## Stated goal
Reproduce the listing word for word, leaving every picture behind.

Saved entries:
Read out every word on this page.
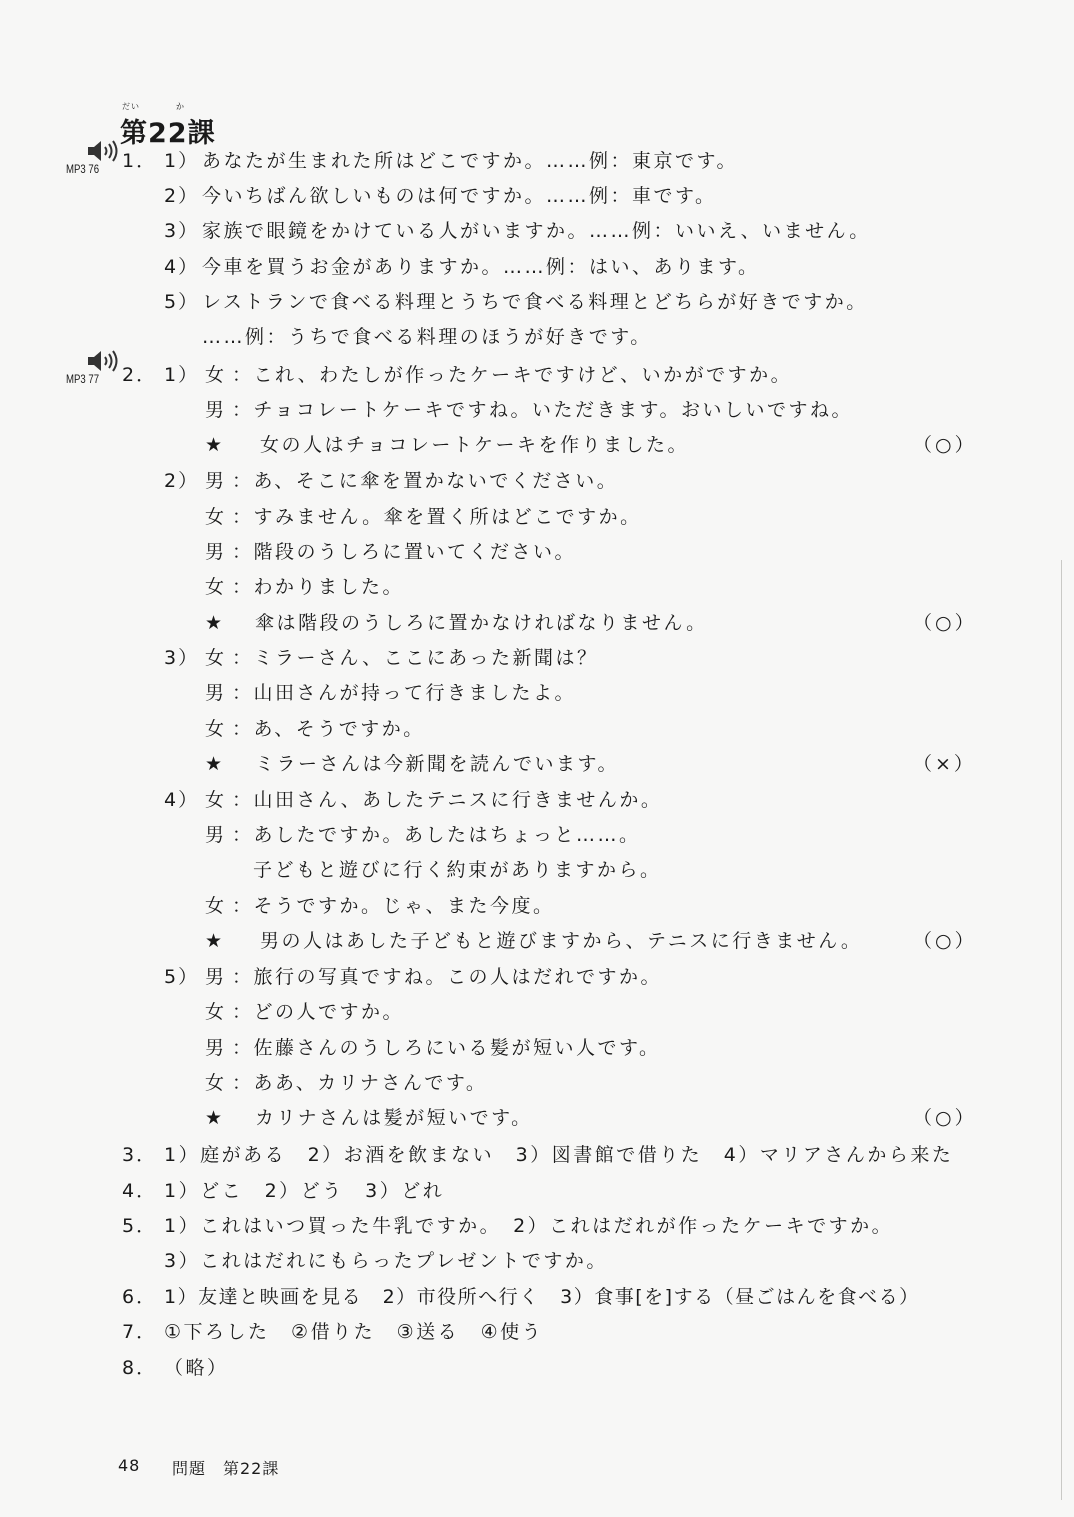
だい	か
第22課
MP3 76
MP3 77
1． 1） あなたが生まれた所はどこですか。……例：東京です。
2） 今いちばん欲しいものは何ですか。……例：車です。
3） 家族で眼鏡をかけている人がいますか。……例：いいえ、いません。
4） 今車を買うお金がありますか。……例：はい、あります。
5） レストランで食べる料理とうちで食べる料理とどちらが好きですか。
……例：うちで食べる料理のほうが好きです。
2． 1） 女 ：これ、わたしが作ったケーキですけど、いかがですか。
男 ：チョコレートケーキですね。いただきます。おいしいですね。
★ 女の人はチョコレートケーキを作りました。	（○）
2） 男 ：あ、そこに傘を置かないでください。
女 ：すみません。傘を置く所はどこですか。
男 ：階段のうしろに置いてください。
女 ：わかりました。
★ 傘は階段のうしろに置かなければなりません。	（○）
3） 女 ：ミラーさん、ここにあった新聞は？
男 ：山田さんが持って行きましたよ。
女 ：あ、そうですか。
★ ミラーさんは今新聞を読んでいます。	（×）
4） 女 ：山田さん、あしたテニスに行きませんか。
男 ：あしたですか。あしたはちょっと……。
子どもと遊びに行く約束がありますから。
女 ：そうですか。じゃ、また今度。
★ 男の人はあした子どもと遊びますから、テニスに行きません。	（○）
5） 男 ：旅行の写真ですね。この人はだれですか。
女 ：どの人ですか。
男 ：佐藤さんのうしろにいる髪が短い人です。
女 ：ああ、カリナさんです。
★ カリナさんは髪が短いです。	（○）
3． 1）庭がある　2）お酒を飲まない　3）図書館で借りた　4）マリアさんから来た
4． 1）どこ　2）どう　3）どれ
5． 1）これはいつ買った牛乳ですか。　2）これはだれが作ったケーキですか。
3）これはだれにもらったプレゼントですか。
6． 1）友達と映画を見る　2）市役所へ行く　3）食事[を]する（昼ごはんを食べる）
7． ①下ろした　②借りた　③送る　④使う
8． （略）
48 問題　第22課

## Exercise answer
Read out every word on this page.
だい	か
第22課
MP3 76
MP3 77
1． 1） あなたが生まれた所はどこですか。……例：東京です。
2） 今いちばん欲しいものは何ですか。……例：車です。
3） 家族で眼鏡をかけている人がいますか。……例：いいえ、いません。
4） 今車を買うお金がありますか。……例：はい、あります。
5） レストランで食べる料理とうちで食べる料理とどちらが好きですか。
……例：うちで食べる料理のほうが好きです。
2． 1） 女 ：これ、わたしが作ったケーキですけど、いかがですか。
男 ：チョコレートケーキですね。いただきます。おいしいですね。
★ 女の人はチョコレートケーキを作りました。	（○）
2） 男 ：あ、そこに傘を置かないでください。
女 ：すみません。傘を置く所はどこですか。
男 ：階段のうしろに置いてください。
女 ：わかりました。
★ 傘は階段のうしろに置かなければなりません。	（○）
3） 女 ：ミラーさん、ここにあった新聞は？
男 ：山田さんが持って行きましたよ。
女 ：あ、そうですか。
★ ミラーさんは今新聞を読んでいます。	（×）
4） 女 ：山田さん、あしたテニスに行きませんか。
男 ：あしたですか。あしたはちょっと……。
子どもと遊びに行く約束がありますから。
女 ：そうですか。じゃ、また今度。
★ 男の人はあした子どもと遊びますから、テニスに行きません。	（○）
5） 男 ：旅行の写真ですね。この人はだれですか。
女 ：どの人ですか。
男 ：佐藤さんのうしろにいる髪が短い人です。
女 ：ああ、カリナさんです。
★ カリナさんは髪が短いです。	（○）
3． 1）庭がある　2）お酒を飲まない　3）図書館で借りた　4）マリアさんから来た
4． 1）どこ　2）どう　3）どれ
5． 1）これはいつ買った牛乳ですか。　2）これはだれが作ったケーキですか。
3）これはだれにもらったプレゼントですか。
6． 1）友達と映画を見る　2）市役所へ行く　3）食事[を]する（昼ごはんを食べる）
7． ①下ろした　②借りた　③送る　④使う
8． （略）
48 問題　第22課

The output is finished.